- _Do this_
Look over the lines below. Report each one that includes the string "концентрации".

################

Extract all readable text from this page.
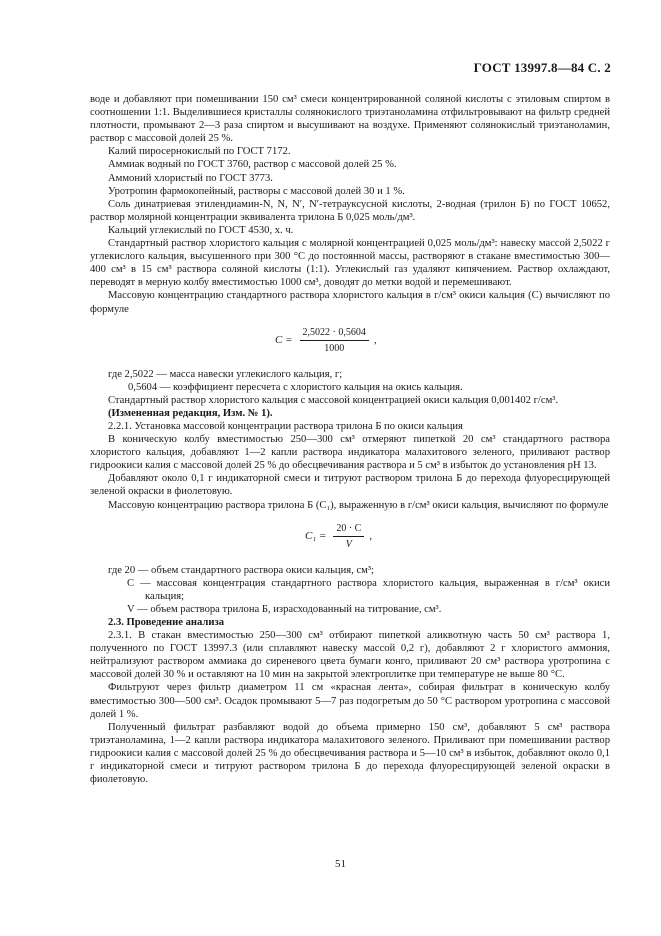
ГОСТ 13997.8—84 С. 2

воде и добавляют при помешивании 150 см³ смеси концентрированной соляной кислоты с этиловым спиртом в соотношении 1:1. Выделившиеся кристаллы солянокислого триэтаноламина отфильтровывают на фильтр средней плотности, промывают 2—3 раза спиртом и высушивают на воздухе. Применяют солянокислый триэтаноламин, раствор с массовой долей 25 %.

Калий пиросернокислый по ГОСТ 7172.

Аммиак водный по ГОСТ 3760, раствор с массовой долей 25 %.

Аммоний хлористый по ГОСТ 3773.

Уротропин фармокопейный, растворы с массовой долей 30 и 1 %.

Соль динатриевая этилендиамин-N, N, N′, N′-тетрауксусной кислоты, 2-водная (трилон Б) по ГОСТ 10652, раствор молярной концентрации эквивалента трилона Б 0,025 моль/дм³.

Кальций углекислый по ГОСТ 4530, х. ч.

Стандартный раствор хлористого кальция с молярной концентрацией 0,025 моль/дм³: навеску массой 2,5022 г углекислого кальция, высушенного при 300 °С до постоянной массы, растворяют в стакане вместимостью 300—400 см³ в 15 см³ раствора соляной кислоты (1:1). Углекислый газ удаляют кипячением. Раствор охлаждают, переводят в мерную колбу вместимостью 1000 см³, доводят до метки водой и перемешивают.

Массовую концентрацию стандартного раствора хлористого кальция в г/см³ окиси кальция (С) вычисляют по формуле

$С = \frac{2,5022 \cdot 0,5604}{1000}$ ,

где 2,5022 — масса навески углекислого кальция, г;

0,5604 — коэффициент пересчета с хлористого кальция на окись кальция.

Стандартный раствор хлористого кальция с массовой концентрацией окиси кальция 0,001402 г/см³.

(Измененная редакция, Изм. № 1).

2.2.1. Установка массовой концентрации раствора трилона Б по окиси кальция

В коническую колбу вместимостью 250—300 см³ отмеряют пипеткой 20 см³ стандартного раствора хлористого кальция, добавляют 1—2 капли раствора индикатора малахитового зеленого, приливают раствор гидроокиси калия с массовой долей 25 % до обесцвечивания раствора и 5 см³ в избыток до установления рН 13.

Добавляют около 0,1 г индикаторной смеси и титруют раствором трилона Б до перехода флуоресцирующей зеленой окраски в фиолетовую.

Массовую концентрацию раствора трилона Б (С₁), выраженную в г/см³ окиси кальция, вычисляют по формуле

$С_1 = \frac{20 \cdot С}{V}$ ,

где 20 — объем стандартного раствора окиси кальция, см³;

С — массовая концентрация стандартного раствора хлористого кальция, выраженная в г/см³ окиси кальция;

V — объем раствора трилона Б, израсходованный на титрование, см³.

2.3. Проведение анализа

2.3.1. В стакан вместимостью 250—300 см³ отбирают пипеткой аликвотную часть 50 см³ раствора 1, полученного по ГОСТ 13997.3 (или сплавляют навеску массой 0,2 г), добавляют 2 г хлористого аммония, нейтрализуют раствором аммиака до сиреневого цвета бумаги конго, приливают 20 см³ раствора уротропина с массовой долей 30 % и оставляют на 10 мин на закрытой электроплитке при температуре не выше 80 °С.

Фильтруют через фильтр диаметром 11 см «красная лента», собирая фильтрат в коническую колбу вместимостью 300—500 см³. Осадок промывают 5—7 раз подогретым до 50 °С раствором уротропина с массовой долей 1 %.

Полученный фильтрат разбавляют водой до объема примерно 150 см³, добавляют 5 см³ раствора триэтаноламина, 1—2 капли раствора индикатора малахитового зеленого. Приливают при помешивании раствор гидроокиси калия с массовой долей 25 % до обесцвечивания раствора и 5—10 см³ в избыток, добавляют около 0,1 г индикаторной смеси и титруют раствором трилона Б до перехода флуоресцирующей зеленой окраски в фиолетовую.

51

################

- _Result of the task_
Соль динатриевая этилендиамин-N, N, N′, N′-тетрауксусной кислоты, 2-водная (трилон Б) по ГОСТ 10652, раствор молярной концентрации эквивалента трилона Б 0,025 моль/дм³.
2.2.1. Установка массовой концентрации раствора трилона Б по окиси кальция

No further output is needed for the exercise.